EXERCISE TASK A:
Copy the stretch of the essay excerpt about God and the unseen from "Some modern scholars" through "sense, in effect.".

───── EXTRACTED TEXT

There’s no end to fact-free conjectures about God and the supernatural. Yet Brooks would have us take them seriously.
Some modern scholars have gone so far as to try to blend the science of the unseen with the realm of the supernatural. Robert J. Marks, a professor of electrical and computer engineering at Baylor University, suggests that God (the Christian God, in this case) exists in higher dimensions than we can see, making him real in our lives but completely invisible to our physical senses. An alternative proposition, advanced by three Harvard cognitive-science researchers, is that God is perceptible only to human intuition—a sixth sense, in effect.
Brooks concludes his essay by saying:
To dismiss something for the fact of its invisibility is a mistake. Instead, intellectual integrity should make us open to indirect evidence that comes from beyond the realm of ordinary observation.
I learned that viewpoint, in fact, from someone who lived only a couple of miles from the Space Needle: my father. A brilliant mathematician and statistician, as well as a lifelong but not uncritical Christian believer, he pondered the vexing questions of evil and randomness his whole life. He embodied for me someone whose intellectual openness also involved religious activity in the form of daily prayer, contemplation, service, and worship. He died many years ago, so I can’t check this, but I have a dim memory of him weighing in on Titov’s argument about not finding God in space. “It’s like saying Picasso doesn’t exist because he can’t be found inside Picasso’s paintings.” Amen.

──────────

EXERCISE TASK B:
Report every line in the records below that contains the string "EAGLE".

───── EXERCISE MATERIALS

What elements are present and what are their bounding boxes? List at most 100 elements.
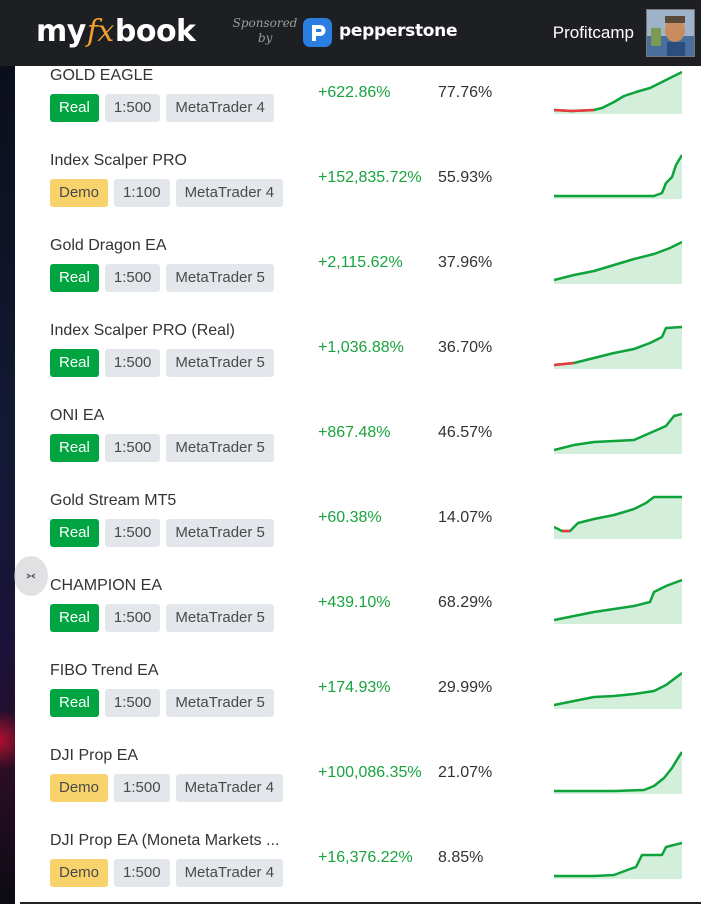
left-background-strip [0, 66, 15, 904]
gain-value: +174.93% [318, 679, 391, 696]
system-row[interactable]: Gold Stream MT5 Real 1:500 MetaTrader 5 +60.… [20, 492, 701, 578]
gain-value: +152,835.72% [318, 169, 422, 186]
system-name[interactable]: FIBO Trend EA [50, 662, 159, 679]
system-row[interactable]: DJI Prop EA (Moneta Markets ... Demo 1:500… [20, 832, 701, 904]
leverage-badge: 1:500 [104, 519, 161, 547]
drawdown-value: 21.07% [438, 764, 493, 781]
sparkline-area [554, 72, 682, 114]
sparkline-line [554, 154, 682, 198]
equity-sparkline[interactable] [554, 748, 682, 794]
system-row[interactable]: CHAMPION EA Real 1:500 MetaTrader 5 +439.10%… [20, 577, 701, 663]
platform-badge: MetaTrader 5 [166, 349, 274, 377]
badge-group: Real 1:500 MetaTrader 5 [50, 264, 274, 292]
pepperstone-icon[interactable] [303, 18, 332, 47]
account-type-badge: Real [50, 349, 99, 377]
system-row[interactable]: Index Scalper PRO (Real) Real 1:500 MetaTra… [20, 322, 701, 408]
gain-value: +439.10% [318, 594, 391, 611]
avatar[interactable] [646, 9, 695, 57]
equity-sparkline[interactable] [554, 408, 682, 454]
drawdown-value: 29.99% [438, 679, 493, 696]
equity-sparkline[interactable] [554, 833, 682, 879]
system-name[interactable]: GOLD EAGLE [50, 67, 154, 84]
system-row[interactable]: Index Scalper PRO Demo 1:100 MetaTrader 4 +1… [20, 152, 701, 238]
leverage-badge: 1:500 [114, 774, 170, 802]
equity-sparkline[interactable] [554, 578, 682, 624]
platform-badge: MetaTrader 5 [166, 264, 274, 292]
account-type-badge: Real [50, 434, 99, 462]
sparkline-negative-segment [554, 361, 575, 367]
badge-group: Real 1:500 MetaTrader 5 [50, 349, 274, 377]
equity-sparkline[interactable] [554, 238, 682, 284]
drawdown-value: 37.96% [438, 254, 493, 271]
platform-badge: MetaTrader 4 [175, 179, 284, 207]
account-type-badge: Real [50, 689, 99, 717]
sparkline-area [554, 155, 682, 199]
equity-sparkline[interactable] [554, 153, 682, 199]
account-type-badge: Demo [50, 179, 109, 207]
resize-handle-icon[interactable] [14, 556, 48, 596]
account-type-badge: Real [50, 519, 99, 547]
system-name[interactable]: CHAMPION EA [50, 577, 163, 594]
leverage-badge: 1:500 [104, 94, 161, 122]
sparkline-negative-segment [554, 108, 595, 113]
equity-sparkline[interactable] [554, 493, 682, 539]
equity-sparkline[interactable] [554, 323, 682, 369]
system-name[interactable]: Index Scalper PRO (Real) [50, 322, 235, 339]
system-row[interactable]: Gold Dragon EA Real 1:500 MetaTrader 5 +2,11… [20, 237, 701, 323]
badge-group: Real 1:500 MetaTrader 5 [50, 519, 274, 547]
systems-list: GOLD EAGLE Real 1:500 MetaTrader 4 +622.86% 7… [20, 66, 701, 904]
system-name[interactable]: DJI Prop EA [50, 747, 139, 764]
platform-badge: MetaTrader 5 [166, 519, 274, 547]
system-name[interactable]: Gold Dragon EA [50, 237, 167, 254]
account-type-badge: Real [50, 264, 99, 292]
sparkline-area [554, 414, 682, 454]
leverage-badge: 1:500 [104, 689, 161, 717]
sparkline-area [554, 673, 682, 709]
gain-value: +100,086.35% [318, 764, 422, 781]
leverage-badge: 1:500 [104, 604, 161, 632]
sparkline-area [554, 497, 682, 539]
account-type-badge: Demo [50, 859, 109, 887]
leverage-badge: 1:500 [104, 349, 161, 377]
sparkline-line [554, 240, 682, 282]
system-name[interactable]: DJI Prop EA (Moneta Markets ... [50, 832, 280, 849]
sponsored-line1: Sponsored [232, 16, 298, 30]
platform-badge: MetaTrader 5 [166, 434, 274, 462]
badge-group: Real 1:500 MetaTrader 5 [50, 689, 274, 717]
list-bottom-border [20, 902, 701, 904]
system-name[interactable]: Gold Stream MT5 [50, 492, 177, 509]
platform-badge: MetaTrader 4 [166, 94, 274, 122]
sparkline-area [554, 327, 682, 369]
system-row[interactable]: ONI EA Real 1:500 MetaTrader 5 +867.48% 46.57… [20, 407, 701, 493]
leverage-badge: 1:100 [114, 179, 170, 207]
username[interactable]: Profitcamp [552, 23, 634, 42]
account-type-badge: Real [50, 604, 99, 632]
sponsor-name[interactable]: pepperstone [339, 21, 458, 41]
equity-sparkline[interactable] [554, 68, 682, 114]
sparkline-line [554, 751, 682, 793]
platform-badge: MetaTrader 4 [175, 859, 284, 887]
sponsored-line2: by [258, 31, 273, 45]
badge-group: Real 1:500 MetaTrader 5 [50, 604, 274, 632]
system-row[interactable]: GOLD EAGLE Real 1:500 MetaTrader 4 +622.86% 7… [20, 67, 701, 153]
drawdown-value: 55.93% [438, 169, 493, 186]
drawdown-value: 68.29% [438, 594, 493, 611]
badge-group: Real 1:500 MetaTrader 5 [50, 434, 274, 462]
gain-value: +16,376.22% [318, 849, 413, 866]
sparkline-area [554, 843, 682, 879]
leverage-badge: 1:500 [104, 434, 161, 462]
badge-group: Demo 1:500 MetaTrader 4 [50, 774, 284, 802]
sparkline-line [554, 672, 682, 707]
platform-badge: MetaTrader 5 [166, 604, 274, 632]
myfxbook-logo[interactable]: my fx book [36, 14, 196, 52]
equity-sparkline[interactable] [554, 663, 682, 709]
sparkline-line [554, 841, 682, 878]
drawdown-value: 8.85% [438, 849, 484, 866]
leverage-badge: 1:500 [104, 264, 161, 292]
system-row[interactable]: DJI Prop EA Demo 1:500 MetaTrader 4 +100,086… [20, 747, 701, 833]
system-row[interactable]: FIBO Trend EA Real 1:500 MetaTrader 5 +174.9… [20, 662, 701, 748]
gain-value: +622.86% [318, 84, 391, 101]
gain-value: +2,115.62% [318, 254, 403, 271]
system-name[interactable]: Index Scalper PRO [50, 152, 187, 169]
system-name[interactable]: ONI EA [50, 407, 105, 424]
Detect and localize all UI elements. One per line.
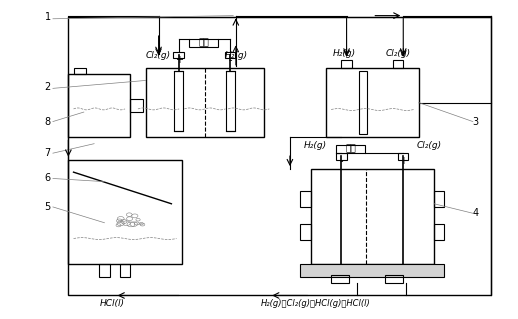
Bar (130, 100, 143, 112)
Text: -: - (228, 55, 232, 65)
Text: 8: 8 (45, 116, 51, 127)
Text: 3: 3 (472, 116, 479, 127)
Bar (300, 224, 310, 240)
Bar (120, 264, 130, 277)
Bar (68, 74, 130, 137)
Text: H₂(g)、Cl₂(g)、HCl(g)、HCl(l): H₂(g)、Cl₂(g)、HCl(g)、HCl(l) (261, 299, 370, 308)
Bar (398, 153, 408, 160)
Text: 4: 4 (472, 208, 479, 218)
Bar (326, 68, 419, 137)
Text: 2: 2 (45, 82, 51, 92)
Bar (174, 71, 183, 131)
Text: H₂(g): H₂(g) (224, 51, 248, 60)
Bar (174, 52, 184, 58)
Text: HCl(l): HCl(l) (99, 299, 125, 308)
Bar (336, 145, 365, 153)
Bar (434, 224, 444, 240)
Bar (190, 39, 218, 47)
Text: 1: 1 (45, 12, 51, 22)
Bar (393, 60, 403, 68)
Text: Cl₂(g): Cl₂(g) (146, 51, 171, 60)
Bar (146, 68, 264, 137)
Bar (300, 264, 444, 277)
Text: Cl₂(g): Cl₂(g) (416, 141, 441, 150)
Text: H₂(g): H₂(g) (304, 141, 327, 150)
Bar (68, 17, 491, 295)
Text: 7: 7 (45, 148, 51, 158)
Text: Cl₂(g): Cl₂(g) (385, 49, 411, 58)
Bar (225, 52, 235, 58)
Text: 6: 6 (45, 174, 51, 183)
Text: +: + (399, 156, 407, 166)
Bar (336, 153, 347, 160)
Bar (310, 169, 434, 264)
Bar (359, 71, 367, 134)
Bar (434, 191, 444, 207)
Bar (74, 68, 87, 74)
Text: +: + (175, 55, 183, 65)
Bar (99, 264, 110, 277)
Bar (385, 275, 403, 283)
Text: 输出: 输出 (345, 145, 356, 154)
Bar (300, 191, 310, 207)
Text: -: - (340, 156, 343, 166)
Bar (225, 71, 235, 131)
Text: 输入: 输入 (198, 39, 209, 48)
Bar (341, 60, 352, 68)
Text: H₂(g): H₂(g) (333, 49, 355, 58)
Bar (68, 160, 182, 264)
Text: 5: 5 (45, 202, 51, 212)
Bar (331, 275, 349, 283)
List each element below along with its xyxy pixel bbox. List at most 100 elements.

──────────

FULL RESPONSE A:
Some modern scholars have gone so far as to try to blend the science of the unseen with the realm of the supernatural. Robert J. Marks, a professor of electrical and computer engineering at Baylor University, suggests that God (the Christian God, in this case) exists in higher dimensions than we can see, making him real in our lives but completely invisible to our physical senses. An alternative proposition, advanced by three Harvard cognitive-science researchers, is that God is perceptible only to human intuition—a sixth sense, in effect.

FULL RESPONSE B:
system-name[interactable]: GOLD EAGLE [50, 67, 154, 84]
systems-list: GOLD EAGLE Real 1:500 MetaTrader 4 +622.86% 7… [20, 66, 701, 904]
system-row[interactable]: GOLD EAGLE Real 1:500 MetaTrader 4 +622.86% 7… [20, 67, 701, 153]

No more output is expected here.